Data records:
-- Begin --

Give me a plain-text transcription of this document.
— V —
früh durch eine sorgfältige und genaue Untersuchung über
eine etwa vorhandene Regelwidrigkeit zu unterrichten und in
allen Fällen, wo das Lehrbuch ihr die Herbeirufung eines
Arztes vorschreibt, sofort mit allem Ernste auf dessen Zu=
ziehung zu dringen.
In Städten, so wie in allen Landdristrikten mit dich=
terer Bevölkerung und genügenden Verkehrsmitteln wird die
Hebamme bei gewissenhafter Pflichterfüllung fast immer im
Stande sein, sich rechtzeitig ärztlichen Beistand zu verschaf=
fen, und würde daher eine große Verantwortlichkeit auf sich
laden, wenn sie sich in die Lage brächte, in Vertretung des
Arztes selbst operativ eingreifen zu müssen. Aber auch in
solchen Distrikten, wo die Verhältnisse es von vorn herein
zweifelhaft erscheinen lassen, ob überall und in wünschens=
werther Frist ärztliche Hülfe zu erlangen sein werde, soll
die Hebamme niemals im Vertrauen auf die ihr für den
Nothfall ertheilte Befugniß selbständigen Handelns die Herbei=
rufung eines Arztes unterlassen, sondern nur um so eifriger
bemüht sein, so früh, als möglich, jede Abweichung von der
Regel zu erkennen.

-- End --
-- Begin --

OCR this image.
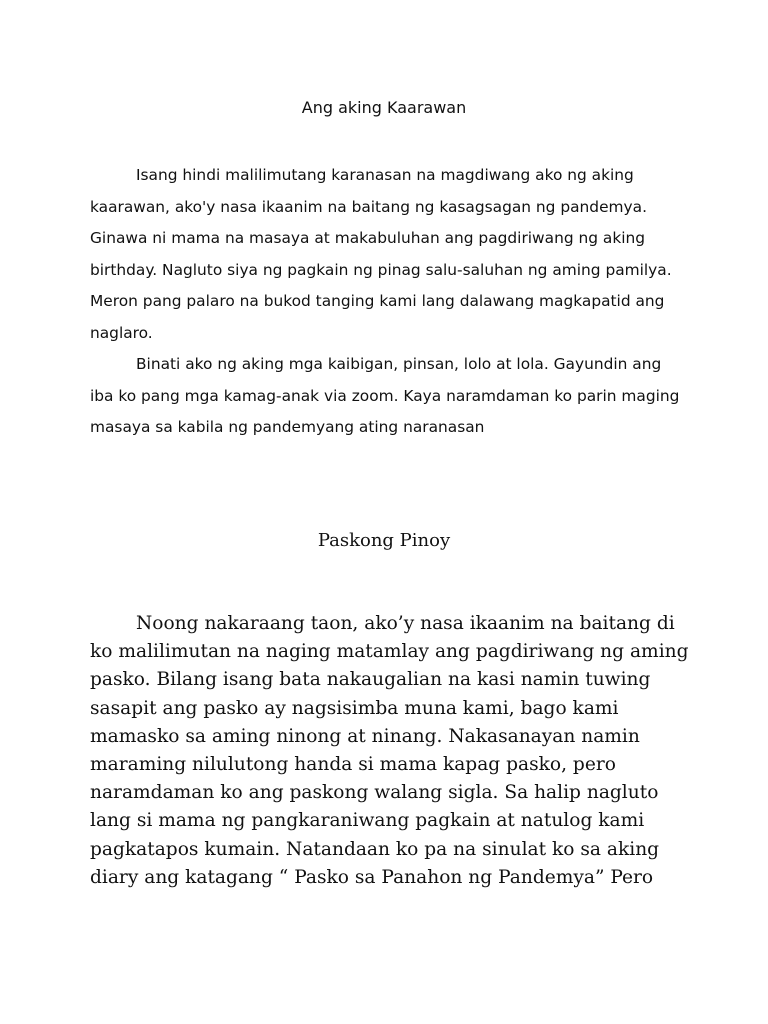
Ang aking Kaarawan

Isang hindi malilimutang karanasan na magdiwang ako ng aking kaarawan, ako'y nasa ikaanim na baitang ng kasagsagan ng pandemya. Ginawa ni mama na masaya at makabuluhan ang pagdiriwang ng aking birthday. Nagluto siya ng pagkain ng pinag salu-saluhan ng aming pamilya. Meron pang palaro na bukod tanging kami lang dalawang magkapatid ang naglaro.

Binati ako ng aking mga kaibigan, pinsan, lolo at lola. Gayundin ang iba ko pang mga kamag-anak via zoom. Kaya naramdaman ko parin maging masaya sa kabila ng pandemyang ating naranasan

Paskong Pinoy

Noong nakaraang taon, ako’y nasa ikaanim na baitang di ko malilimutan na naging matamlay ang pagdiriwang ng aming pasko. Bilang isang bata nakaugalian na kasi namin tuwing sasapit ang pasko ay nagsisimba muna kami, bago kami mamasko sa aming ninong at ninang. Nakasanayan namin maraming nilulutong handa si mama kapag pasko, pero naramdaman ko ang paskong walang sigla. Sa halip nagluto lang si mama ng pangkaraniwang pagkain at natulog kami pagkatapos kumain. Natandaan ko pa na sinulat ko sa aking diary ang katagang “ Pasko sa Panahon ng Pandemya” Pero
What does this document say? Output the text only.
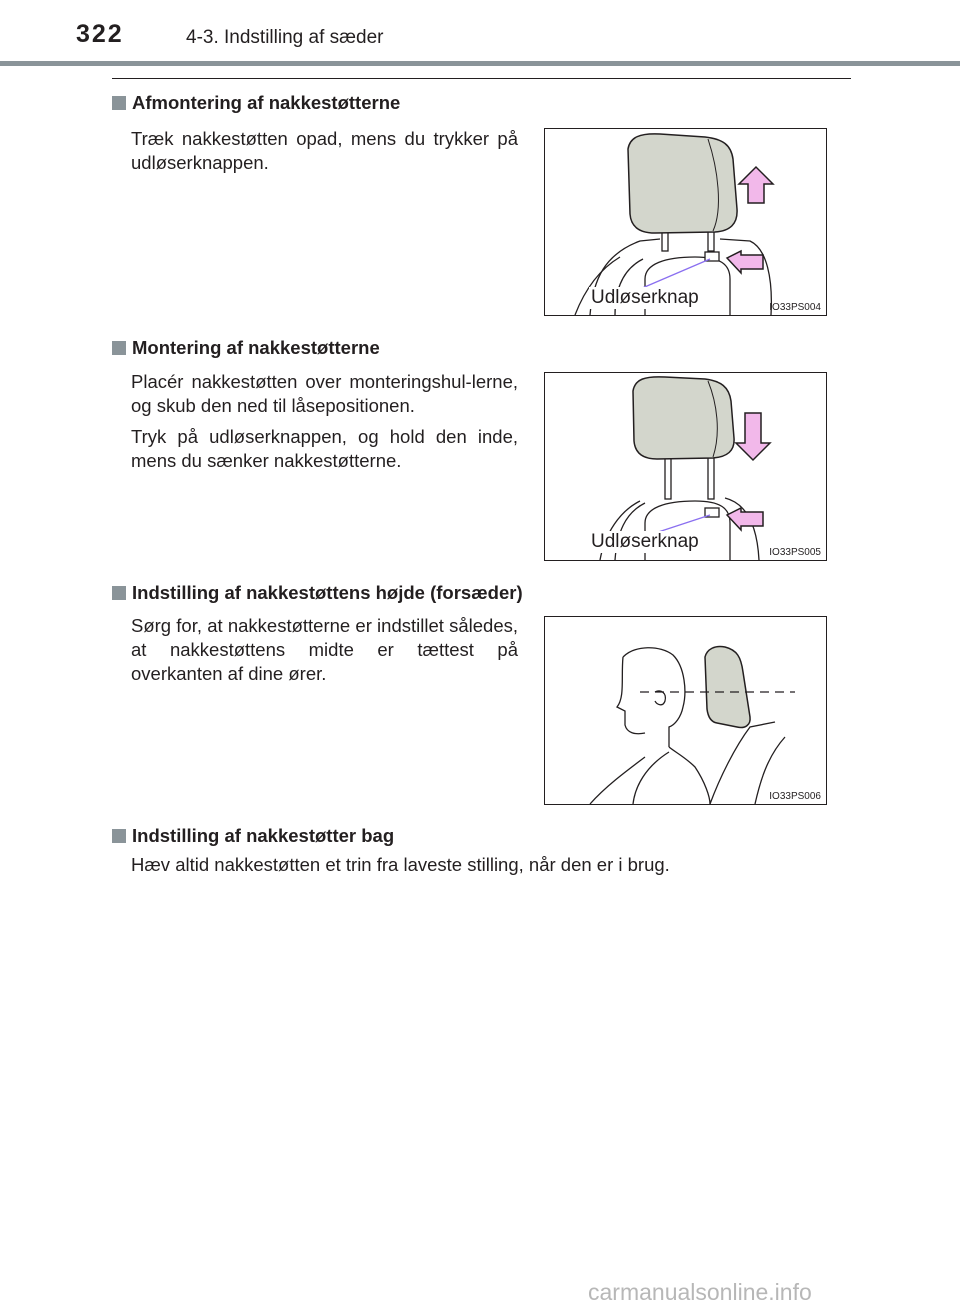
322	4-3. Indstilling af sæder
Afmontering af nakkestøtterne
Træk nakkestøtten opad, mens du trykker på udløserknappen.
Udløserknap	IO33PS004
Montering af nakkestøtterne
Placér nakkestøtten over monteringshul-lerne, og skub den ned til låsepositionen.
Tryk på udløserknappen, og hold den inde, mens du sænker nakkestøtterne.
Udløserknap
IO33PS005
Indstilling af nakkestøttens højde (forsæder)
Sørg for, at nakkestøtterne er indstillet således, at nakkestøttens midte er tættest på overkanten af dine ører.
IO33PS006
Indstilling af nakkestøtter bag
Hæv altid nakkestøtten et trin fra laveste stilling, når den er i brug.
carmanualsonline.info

-- End --
-- Begin --

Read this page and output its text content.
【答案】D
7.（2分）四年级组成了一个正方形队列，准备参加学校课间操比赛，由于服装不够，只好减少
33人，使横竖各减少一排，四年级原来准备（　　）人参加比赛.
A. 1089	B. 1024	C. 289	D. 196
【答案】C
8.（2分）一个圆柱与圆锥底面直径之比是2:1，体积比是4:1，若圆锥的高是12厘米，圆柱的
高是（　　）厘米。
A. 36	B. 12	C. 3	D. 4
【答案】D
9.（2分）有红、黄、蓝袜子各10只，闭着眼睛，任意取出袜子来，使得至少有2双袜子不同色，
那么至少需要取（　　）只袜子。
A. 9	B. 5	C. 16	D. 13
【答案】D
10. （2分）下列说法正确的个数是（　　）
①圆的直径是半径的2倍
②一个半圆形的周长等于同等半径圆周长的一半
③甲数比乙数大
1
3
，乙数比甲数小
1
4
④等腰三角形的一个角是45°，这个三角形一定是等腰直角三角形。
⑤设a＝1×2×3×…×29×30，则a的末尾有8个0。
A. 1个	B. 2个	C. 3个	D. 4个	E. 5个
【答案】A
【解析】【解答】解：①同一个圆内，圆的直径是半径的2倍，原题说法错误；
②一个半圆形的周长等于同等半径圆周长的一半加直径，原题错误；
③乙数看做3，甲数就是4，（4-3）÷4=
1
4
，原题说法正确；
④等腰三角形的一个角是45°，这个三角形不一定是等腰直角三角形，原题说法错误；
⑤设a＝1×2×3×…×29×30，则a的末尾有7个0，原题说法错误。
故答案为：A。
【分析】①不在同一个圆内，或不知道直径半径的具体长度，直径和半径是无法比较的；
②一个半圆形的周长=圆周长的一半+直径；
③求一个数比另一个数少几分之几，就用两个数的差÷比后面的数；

-- End --

[PROBLEM] Read through the entries and copy every line that includes "Arztes".

[EXERCISE ANSWER]
Arztes vorschreibt, sofort mit allem Ernste auf dessen Zu=
Arztes selbst operativ eingreifen zu müssen. Aber auch in
rufung eines Arztes unterlassen, sondern nur um so eifriger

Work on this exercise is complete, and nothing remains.